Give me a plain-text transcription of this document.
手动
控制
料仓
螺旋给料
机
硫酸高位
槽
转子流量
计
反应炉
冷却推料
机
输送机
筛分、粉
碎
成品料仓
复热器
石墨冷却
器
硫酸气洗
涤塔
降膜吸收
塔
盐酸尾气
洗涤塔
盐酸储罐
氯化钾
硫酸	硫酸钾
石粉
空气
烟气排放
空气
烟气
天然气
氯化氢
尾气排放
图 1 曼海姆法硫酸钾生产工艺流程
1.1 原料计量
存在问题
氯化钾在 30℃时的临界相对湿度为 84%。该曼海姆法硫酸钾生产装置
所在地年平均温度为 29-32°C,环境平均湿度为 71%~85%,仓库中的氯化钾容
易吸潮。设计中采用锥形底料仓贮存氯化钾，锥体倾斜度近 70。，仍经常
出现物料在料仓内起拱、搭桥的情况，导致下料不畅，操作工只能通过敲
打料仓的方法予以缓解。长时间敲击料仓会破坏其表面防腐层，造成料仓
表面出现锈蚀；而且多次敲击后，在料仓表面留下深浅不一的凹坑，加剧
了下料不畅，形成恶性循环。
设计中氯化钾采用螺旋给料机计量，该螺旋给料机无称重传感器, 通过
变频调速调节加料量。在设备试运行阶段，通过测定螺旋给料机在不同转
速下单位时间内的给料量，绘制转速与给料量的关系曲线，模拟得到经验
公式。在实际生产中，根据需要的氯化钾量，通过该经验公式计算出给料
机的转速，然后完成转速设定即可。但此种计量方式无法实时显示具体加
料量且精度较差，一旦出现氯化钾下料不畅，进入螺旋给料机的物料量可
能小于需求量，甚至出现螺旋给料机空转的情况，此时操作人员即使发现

= = = = = = =

▶ Exercise aim
Retype all of the material, keeping each line exact.

▶ Output of the exercise
Give me a plain-text transcription of this document.
手动
控制
料仓
螺旋给料
机
硫酸高位
槽
转子流量
计
反应炉
冷却推料
机
输送机
筛分、粉
碎
成品料仓
复热器
石墨冷却
器
硫酸气洗
涤塔
降膜吸收
塔
盐酸尾气
洗涤塔
盐酸储罐
氯化钾
硫酸	硫酸钾
石粉
空气
烟气排放
空气
烟气
天然气
氯化氢
尾气排放
图 1 曼海姆法硫酸钾生产工艺流程
1.1 原料计量
存在问题
氯化钾在 30℃时的临界相对湿度为 84%。该曼海姆法硫酸钾生产装置
所在地年平均温度为 29-32°C,环境平均湿度为 71%~85%,仓库中的氯化钾容
易吸潮。设计中采用锥形底料仓贮存氯化钾，锥体倾斜度近 70。，仍经常
出现物料在料仓内起拱、搭桥的情况，导致下料不畅，操作工只能通过敲
打料仓的方法予以缓解。长时间敲击料仓会破坏其表面防腐层，造成料仓
表面出现锈蚀；而且多次敲击后，在料仓表面留下深浅不一的凹坑，加剧
了下料不畅，形成恶性循环。
设计中氯化钾采用螺旋给料机计量，该螺旋给料机无称重传感器, 通过
变频调速调节加料量。在设备试运行阶段，通过测定螺旋给料机在不同转
速下单位时间内的给料量，绘制转速与给料量的关系曲线，模拟得到经验
公式。在实际生产中，根据需要的氯化钾量，通过该经验公式计算出给料
机的转速，然后完成转速设定即可。但此种计量方式无法实时显示具体加
料量且精度较差，一旦出现氯化钾下料不畅，进入螺旋给料机的物料量可
能小于需求量，甚至出现螺旋给料机空转的情况，此时操作人员即使发现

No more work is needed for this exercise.